**EXCERPTED DATA:**

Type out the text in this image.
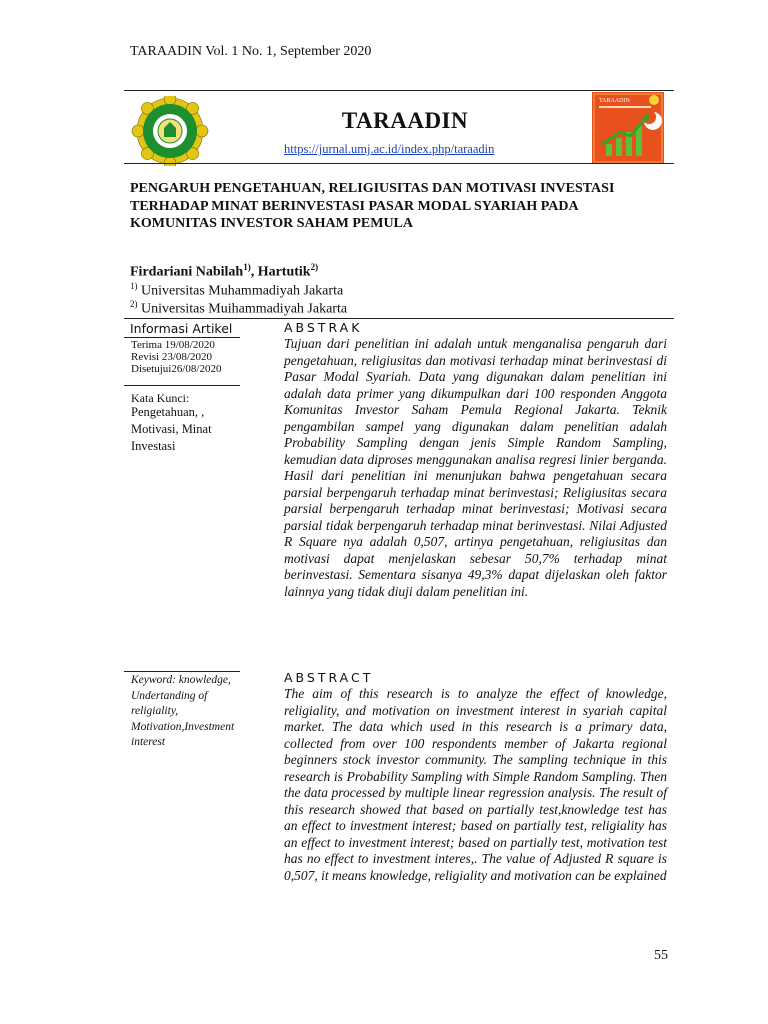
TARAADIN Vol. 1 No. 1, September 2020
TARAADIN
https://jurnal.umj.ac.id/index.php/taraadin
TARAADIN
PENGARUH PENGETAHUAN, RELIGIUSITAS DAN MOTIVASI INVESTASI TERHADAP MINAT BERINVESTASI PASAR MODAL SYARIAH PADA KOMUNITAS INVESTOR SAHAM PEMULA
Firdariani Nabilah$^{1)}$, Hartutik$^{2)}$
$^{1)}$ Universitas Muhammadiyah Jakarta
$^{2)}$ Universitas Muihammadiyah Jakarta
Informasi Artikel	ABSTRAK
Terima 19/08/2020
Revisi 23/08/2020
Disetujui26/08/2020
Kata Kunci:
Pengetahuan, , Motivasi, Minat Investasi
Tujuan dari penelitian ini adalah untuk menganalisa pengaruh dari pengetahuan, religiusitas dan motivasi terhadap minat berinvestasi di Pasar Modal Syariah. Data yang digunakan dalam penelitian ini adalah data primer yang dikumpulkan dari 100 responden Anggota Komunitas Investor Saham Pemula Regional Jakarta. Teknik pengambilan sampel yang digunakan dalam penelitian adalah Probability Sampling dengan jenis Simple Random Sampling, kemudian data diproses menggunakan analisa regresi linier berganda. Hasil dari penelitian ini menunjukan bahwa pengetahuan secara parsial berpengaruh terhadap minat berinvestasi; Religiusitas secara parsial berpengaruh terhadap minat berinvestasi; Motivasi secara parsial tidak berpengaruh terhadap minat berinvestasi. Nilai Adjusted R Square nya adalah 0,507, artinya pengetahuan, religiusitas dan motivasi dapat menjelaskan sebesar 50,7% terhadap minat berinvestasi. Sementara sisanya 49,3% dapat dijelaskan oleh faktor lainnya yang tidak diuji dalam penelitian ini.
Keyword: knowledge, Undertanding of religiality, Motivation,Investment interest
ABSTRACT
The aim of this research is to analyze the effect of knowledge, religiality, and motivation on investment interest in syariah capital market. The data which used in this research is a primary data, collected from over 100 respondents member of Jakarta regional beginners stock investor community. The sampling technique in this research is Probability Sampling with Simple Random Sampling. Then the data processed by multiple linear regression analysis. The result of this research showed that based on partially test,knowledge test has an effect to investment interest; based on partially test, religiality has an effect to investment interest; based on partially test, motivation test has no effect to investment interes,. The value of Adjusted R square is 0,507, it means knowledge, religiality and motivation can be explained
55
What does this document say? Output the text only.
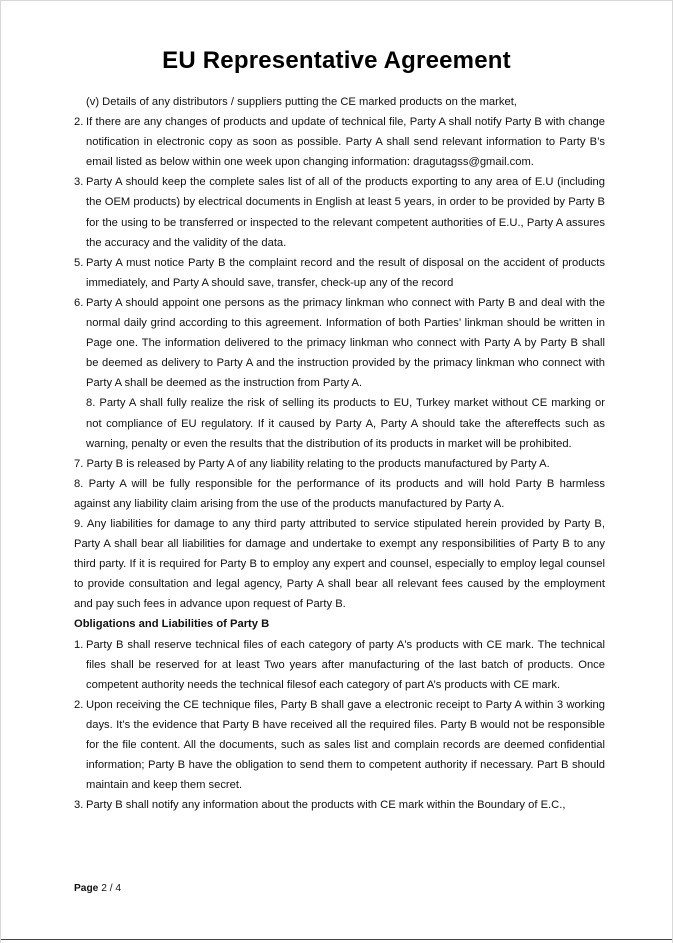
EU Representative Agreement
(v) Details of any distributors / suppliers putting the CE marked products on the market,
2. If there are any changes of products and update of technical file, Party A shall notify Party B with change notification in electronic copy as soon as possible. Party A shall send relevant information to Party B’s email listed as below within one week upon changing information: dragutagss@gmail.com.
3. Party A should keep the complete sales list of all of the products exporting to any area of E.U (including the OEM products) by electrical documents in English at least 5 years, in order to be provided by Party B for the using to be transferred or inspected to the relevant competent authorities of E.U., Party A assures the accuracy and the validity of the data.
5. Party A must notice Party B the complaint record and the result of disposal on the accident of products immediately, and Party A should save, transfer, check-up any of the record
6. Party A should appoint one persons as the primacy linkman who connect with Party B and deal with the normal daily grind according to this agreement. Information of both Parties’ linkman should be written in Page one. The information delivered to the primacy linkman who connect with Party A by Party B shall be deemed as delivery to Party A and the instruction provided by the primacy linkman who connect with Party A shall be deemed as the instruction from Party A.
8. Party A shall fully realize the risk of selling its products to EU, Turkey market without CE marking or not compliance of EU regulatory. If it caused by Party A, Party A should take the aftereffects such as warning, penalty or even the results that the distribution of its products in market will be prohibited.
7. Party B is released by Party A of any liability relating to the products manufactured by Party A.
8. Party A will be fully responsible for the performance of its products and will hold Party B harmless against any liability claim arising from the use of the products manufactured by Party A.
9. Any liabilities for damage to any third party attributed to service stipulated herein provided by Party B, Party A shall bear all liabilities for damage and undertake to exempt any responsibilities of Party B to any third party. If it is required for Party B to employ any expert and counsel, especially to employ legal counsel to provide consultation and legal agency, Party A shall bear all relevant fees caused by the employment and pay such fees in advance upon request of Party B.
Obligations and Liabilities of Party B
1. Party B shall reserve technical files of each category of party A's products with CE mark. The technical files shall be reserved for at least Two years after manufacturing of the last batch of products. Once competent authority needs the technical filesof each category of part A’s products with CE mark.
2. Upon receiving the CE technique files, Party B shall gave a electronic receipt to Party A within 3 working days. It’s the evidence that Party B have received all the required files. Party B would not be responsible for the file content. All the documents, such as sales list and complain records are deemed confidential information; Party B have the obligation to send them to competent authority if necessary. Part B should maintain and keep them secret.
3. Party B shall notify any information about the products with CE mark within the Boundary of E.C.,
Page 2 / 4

**WHAT THE EXERCISE ASKS:** Gather each line holding the string "send".

**CORRECT RESULT:**
2. If there are any changes of products and update of technical file, Party A shall notify Party B with change notification in electronic copy as soon as possible. Party A shall send relevant information to Party B’s email listed as below within one week upon changing information: dragutagss@gmail.com.
2. Upon receiving the CE technique files, Party B shall gave a electronic receipt to Party A within 3 working days. It’s the evidence that Party B have received all the required files. Party B would not be responsible for the file content. All the documents, such as sales list and complain records are deemed confidential information; Party B have the obligation to send them to competent authority if necessary. Part B should maintain and keep them secret.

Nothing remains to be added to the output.